=== Source data ===

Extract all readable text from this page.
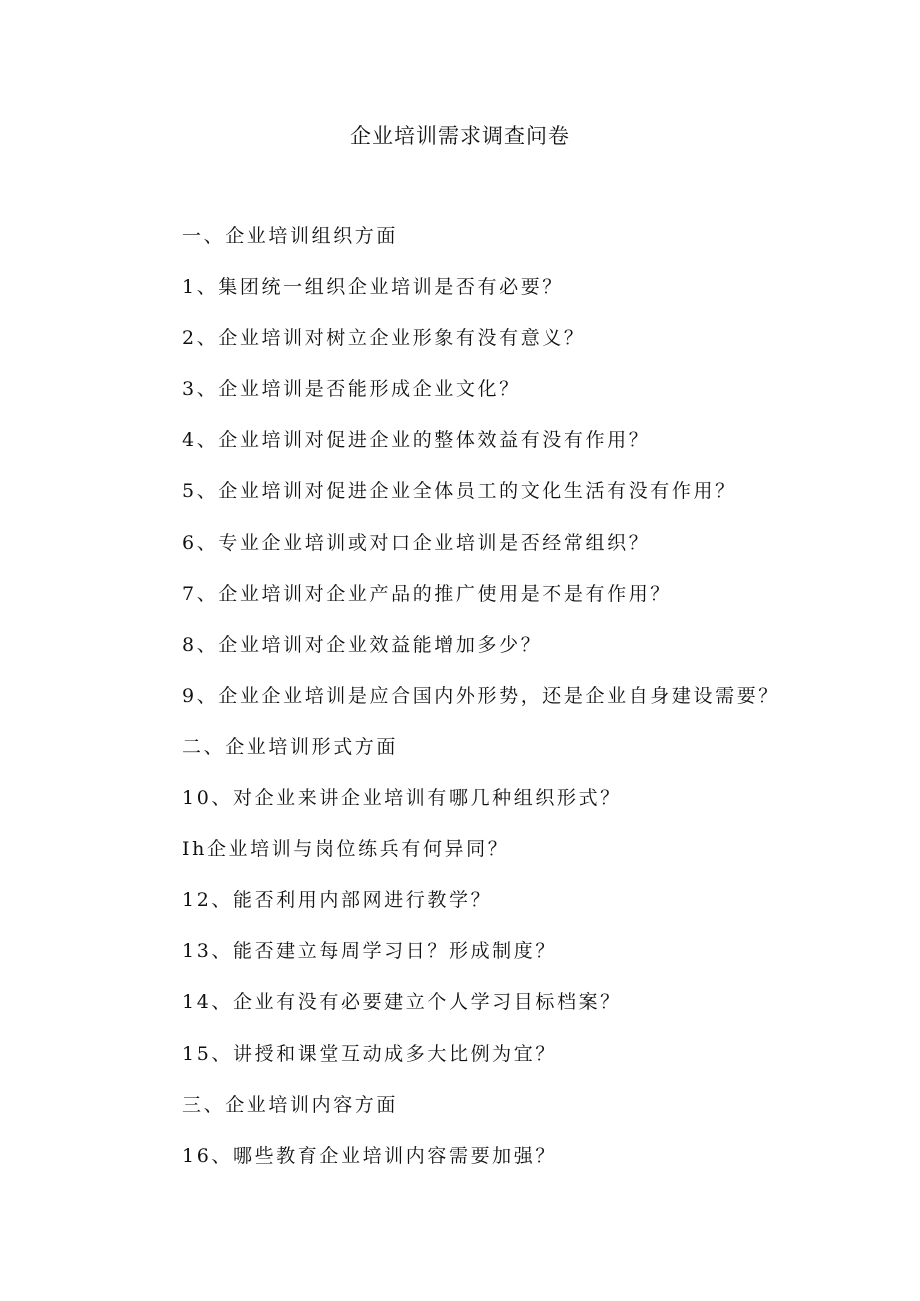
企业培训需求调查问卷
一、企业培训组织方面
1、集团统一组织企业培训是否有必要？
2、企业培训对树立企业形象有没有意义？
3、企业培训是否能形成企业文化？
4、企业培训对促进企业的整体效益有没有作用？
5、企业培训对促进企业全体员工的文化生活有没有作用？
6、专业企业培训或对口企业培训是否经常组织？
7、企业培训对企业产品的推广使用是不是有作用？
8、企业培训对企业效益能增加多少？
9、企业企业培训是应合国内外形势，还是企业自身建设需要？
二、企业培训形式方面
10、对企业来讲企业培训有哪几种组织形式？
Ih企业培训与岗位练兵有何异同？
12、能否利用内部网进行教学？
13、能否建立每周学习日？形成制度？
14、企业有没有必要建立个人学习目标档案？
15、讲授和课堂互动成多大比例为宜？
三、企业培训内容方面
16、哪些教育企业培训内容需要加强？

===

■ **Problem to solve**
Write every entry out again exactly, dropping the pictures.

■ **Answer for the task**
Extract all readable text from this page.
企业培训需求调查问卷
一、企业培训组织方面
1、集团统一组织企业培训是否有必要？
2、企业培训对树立企业形象有没有意义？
3、企业培训是否能形成企业文化？
4、企业培训对促进企业的整体效益有没有作用？
5、企业培训对促进企业全体员工的文化生活有没有作用？
6、专业企业培训或对口企业培训是否经常组织？
7、企业培训对企业产品的推广使用是不是有作用？
8、企业培训对企业效益能增加多少？
9、企业企业培训是应合国内外形势，还是企业自身建设需要？
二、企业培训形式方面
10、对企业来讲企业培训有哪几种组织形式？
Ih企业培训与岗位练兵有何异同？
12、能否利用内部网进行教学？
13、能否建立每周学习日？形成制度？
14、企业有没有必要建立个人学习目标档案？
15、讲授和课堂互动成多大比例为宜？
三、企业培训内容方面
16、哪些教育企业培训内容需要加强？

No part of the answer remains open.